DATA SHOWN:
# # #

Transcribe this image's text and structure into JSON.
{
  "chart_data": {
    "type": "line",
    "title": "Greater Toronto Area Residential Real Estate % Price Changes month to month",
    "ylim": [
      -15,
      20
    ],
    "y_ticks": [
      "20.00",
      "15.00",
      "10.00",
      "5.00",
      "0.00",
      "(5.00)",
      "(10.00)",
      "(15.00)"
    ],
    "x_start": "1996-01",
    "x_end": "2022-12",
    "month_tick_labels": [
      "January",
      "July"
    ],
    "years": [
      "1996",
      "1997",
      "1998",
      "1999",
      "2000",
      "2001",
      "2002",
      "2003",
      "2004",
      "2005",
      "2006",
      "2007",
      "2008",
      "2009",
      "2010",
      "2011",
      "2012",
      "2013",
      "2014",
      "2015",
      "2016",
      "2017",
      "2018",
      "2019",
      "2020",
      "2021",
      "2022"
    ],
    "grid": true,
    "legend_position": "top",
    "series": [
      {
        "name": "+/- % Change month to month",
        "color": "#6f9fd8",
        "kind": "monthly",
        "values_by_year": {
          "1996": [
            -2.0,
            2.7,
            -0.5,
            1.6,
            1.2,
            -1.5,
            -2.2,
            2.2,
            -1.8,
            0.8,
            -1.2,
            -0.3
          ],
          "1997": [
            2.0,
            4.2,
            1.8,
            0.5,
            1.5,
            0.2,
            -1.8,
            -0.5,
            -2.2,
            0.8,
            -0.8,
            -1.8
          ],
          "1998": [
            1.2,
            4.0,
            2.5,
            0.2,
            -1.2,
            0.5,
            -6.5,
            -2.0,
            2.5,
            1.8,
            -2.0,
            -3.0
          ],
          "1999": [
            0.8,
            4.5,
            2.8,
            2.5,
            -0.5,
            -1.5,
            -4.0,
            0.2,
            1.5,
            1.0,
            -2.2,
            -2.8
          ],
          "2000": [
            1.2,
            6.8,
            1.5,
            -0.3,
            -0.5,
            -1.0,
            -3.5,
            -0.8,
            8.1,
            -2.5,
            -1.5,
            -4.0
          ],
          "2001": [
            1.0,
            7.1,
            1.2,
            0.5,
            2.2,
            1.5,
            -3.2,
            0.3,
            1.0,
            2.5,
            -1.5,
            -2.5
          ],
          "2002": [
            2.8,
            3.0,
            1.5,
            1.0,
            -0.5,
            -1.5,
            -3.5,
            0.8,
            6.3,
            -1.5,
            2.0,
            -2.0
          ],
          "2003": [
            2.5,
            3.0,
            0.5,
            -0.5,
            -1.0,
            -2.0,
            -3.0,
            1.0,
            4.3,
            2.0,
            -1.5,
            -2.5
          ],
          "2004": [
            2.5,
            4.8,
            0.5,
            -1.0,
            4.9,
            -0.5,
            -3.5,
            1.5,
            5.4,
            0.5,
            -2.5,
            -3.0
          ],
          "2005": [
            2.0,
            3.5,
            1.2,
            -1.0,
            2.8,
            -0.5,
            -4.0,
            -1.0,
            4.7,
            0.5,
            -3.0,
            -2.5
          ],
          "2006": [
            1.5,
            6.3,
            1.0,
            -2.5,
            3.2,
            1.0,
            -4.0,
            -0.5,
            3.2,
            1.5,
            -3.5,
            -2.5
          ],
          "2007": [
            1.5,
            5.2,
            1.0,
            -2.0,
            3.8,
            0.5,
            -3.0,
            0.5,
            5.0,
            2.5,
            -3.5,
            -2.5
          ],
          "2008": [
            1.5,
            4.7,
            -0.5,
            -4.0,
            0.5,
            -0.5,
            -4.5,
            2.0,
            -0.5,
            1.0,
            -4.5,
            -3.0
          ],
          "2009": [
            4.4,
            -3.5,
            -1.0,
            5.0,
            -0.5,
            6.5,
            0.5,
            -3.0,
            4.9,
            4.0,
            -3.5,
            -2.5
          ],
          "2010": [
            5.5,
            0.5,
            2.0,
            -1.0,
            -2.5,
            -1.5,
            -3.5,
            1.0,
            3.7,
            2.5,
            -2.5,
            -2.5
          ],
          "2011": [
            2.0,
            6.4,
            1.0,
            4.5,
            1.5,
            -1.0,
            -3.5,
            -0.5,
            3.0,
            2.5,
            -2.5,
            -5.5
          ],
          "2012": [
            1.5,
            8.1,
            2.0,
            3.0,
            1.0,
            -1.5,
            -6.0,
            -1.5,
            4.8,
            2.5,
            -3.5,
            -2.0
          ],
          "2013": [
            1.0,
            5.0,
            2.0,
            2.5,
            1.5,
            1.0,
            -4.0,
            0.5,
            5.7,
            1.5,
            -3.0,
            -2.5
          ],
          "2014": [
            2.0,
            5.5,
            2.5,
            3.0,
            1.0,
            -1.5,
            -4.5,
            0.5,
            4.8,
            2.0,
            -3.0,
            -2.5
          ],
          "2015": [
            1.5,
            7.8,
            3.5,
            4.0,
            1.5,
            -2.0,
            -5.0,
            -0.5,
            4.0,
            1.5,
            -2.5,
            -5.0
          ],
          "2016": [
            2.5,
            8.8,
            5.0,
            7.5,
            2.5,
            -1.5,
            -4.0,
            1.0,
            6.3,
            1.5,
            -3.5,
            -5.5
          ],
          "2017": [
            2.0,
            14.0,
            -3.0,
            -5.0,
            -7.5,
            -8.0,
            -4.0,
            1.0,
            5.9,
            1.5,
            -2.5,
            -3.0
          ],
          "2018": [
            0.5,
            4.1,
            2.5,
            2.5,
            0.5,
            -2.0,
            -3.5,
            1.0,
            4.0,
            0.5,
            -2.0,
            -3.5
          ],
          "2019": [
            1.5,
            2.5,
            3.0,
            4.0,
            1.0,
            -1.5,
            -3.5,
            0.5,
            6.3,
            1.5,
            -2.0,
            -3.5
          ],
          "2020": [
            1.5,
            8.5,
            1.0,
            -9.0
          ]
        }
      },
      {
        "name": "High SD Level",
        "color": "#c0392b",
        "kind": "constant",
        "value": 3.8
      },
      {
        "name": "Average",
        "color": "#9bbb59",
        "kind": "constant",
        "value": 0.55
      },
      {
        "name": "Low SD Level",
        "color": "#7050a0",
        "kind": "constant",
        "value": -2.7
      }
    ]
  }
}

# # #

AIM OF THE EXERCISE: Write out the records shown above, exactly as they appear.

EXERCISE RESULT:
Transcribe this image's text and structure into JSON.
{
  "chart_data": {
    "type": "line",
    "title": "Greater Toronto Area Residential Real Estate % Price Changes month to month",
    "ylim": [
      -15,
      20
    ],
    "y_ticks": [
      "20.00",
      "15.00",
      "10.00",
      "5.00",
      "0.00",
      "(5.00)",
      "(10.00)",
      "(15.00)"
    ],
    "x_start": "1996-01",
    "x_end": "2022-12",
    "month_tick_labels": [
      "January",
      "July"
    ],
    "years": [
      "1996",
      "1997",
      "1998",
      "1999",
      "2000",
      "2001",
      "2002",
      "2003",
      "2004",
      "2005",
      "2006",
      "2007",
      "2008",
      "2009",
      "2010",
      "2011",
      "2012",
      "2013",
      "2014",
      "2015",
      "2016",
      "2017",
      "2018",
      "2019",
      "2020",
      "2021",
      "2022"
    ],
    "grid": true,
    "legend_position": "top",
    "series": [
      {
        "name": "+/- % Change month to month",
        "color": "#6f9fd8",
        "kind": "monthly",
        "values_by_year": {
          "1996": [
            -2.0,
            2.7,
            -0.5,
            1.6,
            1.2,
            -1.5,
            -2.2,
            2.2,
            -1.8,
            0.8,
            -1.2,
            -0.3
          ],
          "1997": [
            2.0,
            4.2,
            1.8,
            0.5,
            1.5,
            0.2,
            -1.8,
            -0.5,
            -2.2,
            0.8,
            -0.8,
            -1.8
          ],
          "1998": [
            1.2,
            4.0,
            2.5,
            0.2,
            -1.2,
            0.5,
            -6.5,
            -2.0,
            2.5,
            1.8,
            -2.0,
            -3.0
          ],
          "1999": [
            0.8,
            4.5,
            2.8,
            2.5,
            -0.5,
            -1.5,
            -4.0,
            0.2,
            1.5,
            1.0,
            -2.2,
            -2.8
          ],
          "2000": [
            1.2,
            6.8,
            1.5,
            -0.3,
            -0.5,
            -1.0,
            -3.5,
            -0.8,
            8.1,
            -2.5,
            -1.5,
            -4.0
          ],
          "2001": [
            1.0,
            7.1,
            1.2,
            0.5,
            2.2,
            1.5,
            -3.2,
            0.3,
            1.0,
            2.5,
            -1.5,
            -2.5
          ],
          "2002": [
            2.8,
            3.0,
            1.5,
            1.0,
            -0.5,
            -1.5,
            -3.5,
            0.8,
            6.3,
            -1.5,
            2.0,
            -2.0
          ],
          "2003": [
            2.5,
            3.0,
            0.5,
            -0.5,
            -1.0,
            -2.0,
            -3.0,
            1.0,
            4.3,
            2.0,
            -1.5,
            -2.5
          ],
          "2004": [
            2.5,
            4.8,
            0.5,
            -1.0,
            4.9,
            -0.5,
            -3.5,
            1.5,
            5.4,
            0.5,
            -2.5,
            -3.0
          ],
          "2005": [
            2.0,
            3.5,
            1.2,
            -1.0,
            2.8,
            -0.5,
            -4.0,
            -1.0,
            4.7,
            0.5,
            -3.0,
            -2.5
          ],
          "2006": [
            1.5,
            6.3,
            1.0,
            -2.5,
            3.2,
            1.0,
            -4.0,
            -0.5,
            3.2,
            1.5,
            -3.5,
            -2.5
          ],
          "2007": [
            1.5,
            5.2,
            1.0,
            -2.0,
            3.8,
            0.5,
            -3.0,
            0.5,
            5.0,
            2.5,
            -3.5,
            -2.5
          ],
          "2008": [
            1.5,
            4.7,
            -0.5,
            -4.0,
            0.5,
            -0.5,
            -4.5,
            2.0,
            -0.5,
            1.0,
            -4.5,
            -3.0
          ],
          "2009": [
            4.4,
            -3.5,
            -1.0,
            5.0,
            -0.5,
            6.5,
            0.5,
            -3.0,
            4.9,
            4.0,
            -3.5,
            -2.5
          ],
          "2010": [
            5.5,
            0.5,
            2.0,
            -1.0,
            -2.5,
            -1.5,
            -3.5,
            1.0,
            3.7,
            2.5,
            -2.5,
            -2.5
          ],
          "2011": [
            2.0,
            6.4,
            1.0,
            4.5,
            1.5,
            -1.0,
            -3.5,
            -0.5,
            3.0,
            2.5,
            -2.5,
            -5.5
          ],
          "2012": [
            1.5,
            8.1,
            2.0,
            3.0,
            1.0,
            -1.5,
            -6.0,
            -1.5,
            4.8,
            2.5,
            -3.5,
            -2.0
          ],
          "2013": [
            1.0,
            5.0,
            2.0,
            2.5,
            1.5,
            1.0,
            -4.0,
            0.5,
            5.7,
            1.5,
            -3.0,
            -2.5
          ],
          "2014": [
            2.0,
            5.5,
            2.5,
            3.0,
            1.0,
            -1.5,
            -4.5,
            0.5,
            4.8,
            2.0,
            -3.0,
            -2.5
          ],
          "2015": [
            1.5,
            7.8,
            3.5,
            4.0,
            1.5,
            -2.0,
            -5.0,
            -0.5,
            4.0,
            1.5,
            -2.5,
            -5.0
          ],
          "2016": [
            2.5,
            8.8,
            5.0,
            7.5,
            2.5,
            -1.5,
            -4.0,
            1.0,
            6.3,
            1.5,
            -3.5,
            -5.5
          ],
          "2017": [
            2.0,
            14.0,
            -3.0,
            -5.0,
            -7.5,
            -8.0,
            -4.0,
            1.0,
            5.9,
            1.5,
            -2.5,
            -3.0
          ],
          "2018": [
            0.5,
            4.1,
            2.5,
            2.5,
            0.5,
            -2.0,
            -3.5,
            1.0,
            4.0,
            0.5,
            -2.0,
            -3.5
          ],
          "2019": [
            1.5,
            2.5,
            3.0,
            4.0,
            1.0,
            -1.5,
            -3.5,
            0.5,
            6.3,
            1.5,
            -2.0,
            -3.5
          ],
          "2020": [
            1.5,
            8.5,
            1.0,
            -9.0
          ]
        }
      },
      {
        "name": "High SD Level",
        "color": "#c0392b",
        "kind": "constant",
        "value": 3.8
      },
      {
        "name": "Average",
        "color": "#9bbb59",
        "kind": "constant",
        "value": 0.55
      },
      {
        "name": "Low SD Level",
        "color": "#7050a0",
        "kind": "constant",
        "value": -2.7
      }
    ]
  }
}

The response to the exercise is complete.